• Work instructions
List every aspect of her work that Amanda Aronson says, in the interview below, she always wanted control over.

• Selected text
Aronson Consulting, LLC provides specialized planning, advising and coaching for women, and leadership and staff-development support for nonprofits and schools. MetroHartford Alliance Content Manager Nan Price spoke with Founder Amanda Aronson to learn more about her entrepreneurial journey.
NAN PRICE: Have you always known you wanted to own your own business?
AMANDA ARONSON: I never had a specific desire to own my own business, per se, but I always wanted control over the work I did, how I did it, and when. I guess it’s not surprising that I ended up as a business owner, and looking back, I can see that I have always possessed an entrepreneurial mindset.
I paid my way through college by stringing together opportunities that enabled me to earn enough to get from one year to the next. A few times, when I needed to take breaks to save up my tuition, I tried to create opportunities where none existed and convince people to take a chance on me. The people who did were entrepreneurs. They created jobs for me and taught me about their industries. I was lucky for that diverse exposure and well mentored.

• Supplied material
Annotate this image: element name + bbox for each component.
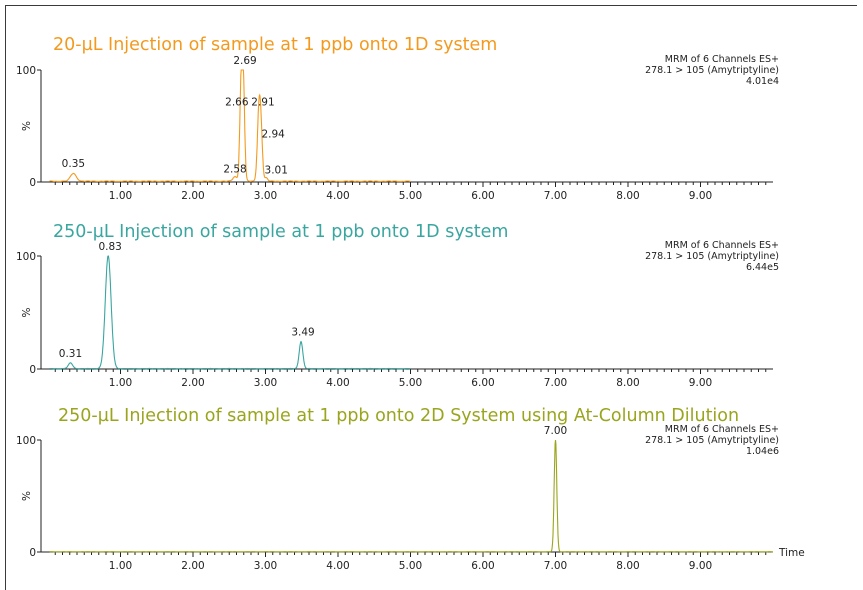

• Solution to this task
- The work she did
- How she did it
- When she did it